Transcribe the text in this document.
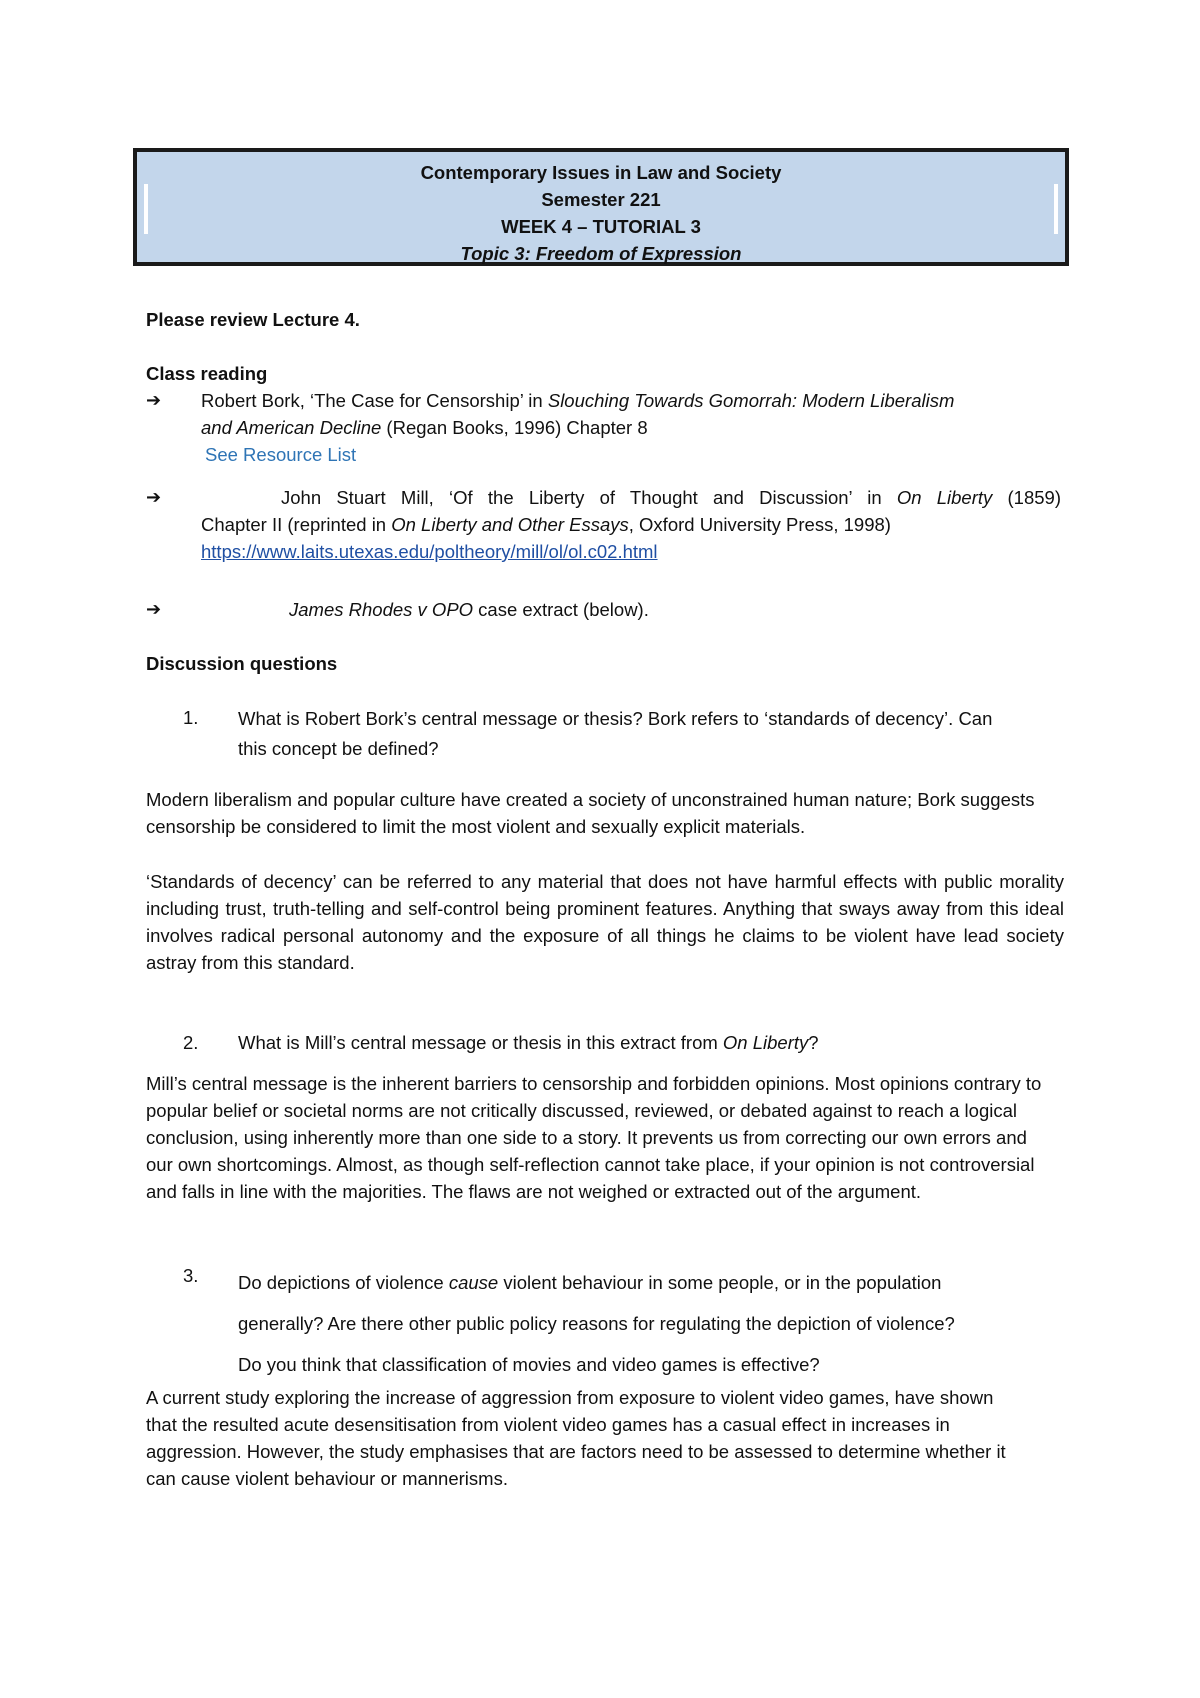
Contemporary Issues in Law and Society
Semester 221
WEEK 4 – TUTORIAL 3
Topic 3: Freedom of Expression
Please review Lecture 4.
Class reading
➔	Robert Bork, ‘The Case for Censorship’ in Slouching Towards Gomorrah: Modern Liberalism
and American Decline (Regan Books, 1996) Chapter 8
See Resource List
➔	John Stuart Mill, ‘Of the Liberty of Thought and Discussion’ in On Liberty (1859)
Chapter II (reprinted in On Liberty and Other Essays, Oxford University Press, 1998)
https://www.laits.utexas.edu/poltheory/mill/ol/ol.c02.html
➔	James Rhodes v OPO case extract (below).
Discussion questions
1. What is Robert Bork’s central message or thesis? Bork refers to ‘standards of decency’. Can
this concept be defined?
Modern liberalism and popular culture have created a society of unconstrained human nature; Bork suggests censorship be considered to limit the most violent and sexually explicit materials.
‘Standards of decency’ can be referred to any material that does not have harmful effects with public morality including trust, truth-telling and self-control being prominent features. Anything that sways away from this ideal involves radical personal autonomy and the exposure of all things he claims to be violent have lead society astray from this standard.
2. What is Mill’s central message or thesis in this extract from On Liberty?
Mill’s central message is the inherent barriers to censorship and forbidden opinions. Most opinions contrary to popular belief or societal norms are not critically discussed, reviewed, or debated against to reach a logical conclusion, using inherently more than one side to a story. It prevents us from correcting our own errors and our own shortcomings. Almost, as though self-reflection cannot take place, if your opinion is not controversial and falls in line with the majorities. The flaws are not weighed or extracted out of the argument.
3. Do depictions of violence cause violent behaviour in some people, or in the population
generally? Are there other public policy reasons for regulating the depiction of violence?
Do you think that classification of movies and video games is effective?
A current study exploring the increase of aggression from exposure to violent video games, have shown that the resulted acute desensitisation from violent video games has a casual effect in increases in aggression. However, the study emphasises that are factors need to be assessed to determine whether it can cause violent behaviour or mannerisms.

● THE TASK
The listing above needs to be output again exactly. Don't include the pictures.

● COMPLETED TASK
Transcribe the text in this document.
Contemporary Issues in Law and Society
Semester 221
WEEK 4 – TUTORIAL 3
Topic 3: Freedom of Expression
Please review Lecture 4.
Class reading
➔	Robert Bork, ‘The Case for Censorship’ in Slouching Towards Gomorrah: Modern Liberalism
and American Decline (Regan Books, 1996) Chapter 8
See Resource List
➔	John Stuart Mill, ‘Of the Liberty of Thought and Discussion’ in On Liberty (1859)
Chapter II (reprinted in On Liberty and Other Essays, Oxford University Press, 1998)
https://www.laits.utexas.edu/poltheory/mill/ol/ol.c02.html
➔	James Rhodes v OPO case extract (below).
Discussion questions
1. What is Robert Bork’s central message or thesis? Bork refers to ‘standards of decency’. Can
this concept be defined?
Modern liberalism and popular culture have created a society of unconstrained human nature; Bork suggests censorship be considered to limit the most violent and sexually explicit materials.
‘Standards of decency’ can be referred to any material that does not have harmful effects with public morality including trust, truth-telling and self-control being prominent features. Anything that sways away from this ideal involves radical personal autonomy and the exposure of all things he claims to be violent have lead society astray from this standard.
2. What is Mill’s central message or thesis in this extract from On Liberty?
Mill’s central message is the inherent barriers to censorship and forbidden opinions. Most opinions contrary to popular belief or societal norms are not critically discussed, reviewed, or debated against to reach a logical conclusion, using inherently more than one side to a story. It prevents us from correcting our own errors and our own shortcomings. Almost, as though self-reflection cannot take place, if your opinion is not controversial and falls in line with the majorities. The flaws are not weighed or extracted out of the argument.
3. Do depictions of violence cause violent behaviour in some people, or in the population
generally? Are there other public policy reasons for regulating the depiction of violence?
Do you think that classification of movies and video games is effective?
A current study exploring the increase of aggression from exposure to violent video games, have shown that the resulted acute desensitisation from violent video games has a casual effect in increases in aggression. However, the study emphasises that are factors need to be assessed to determine whether it can cause violent behaviour or mannerisms.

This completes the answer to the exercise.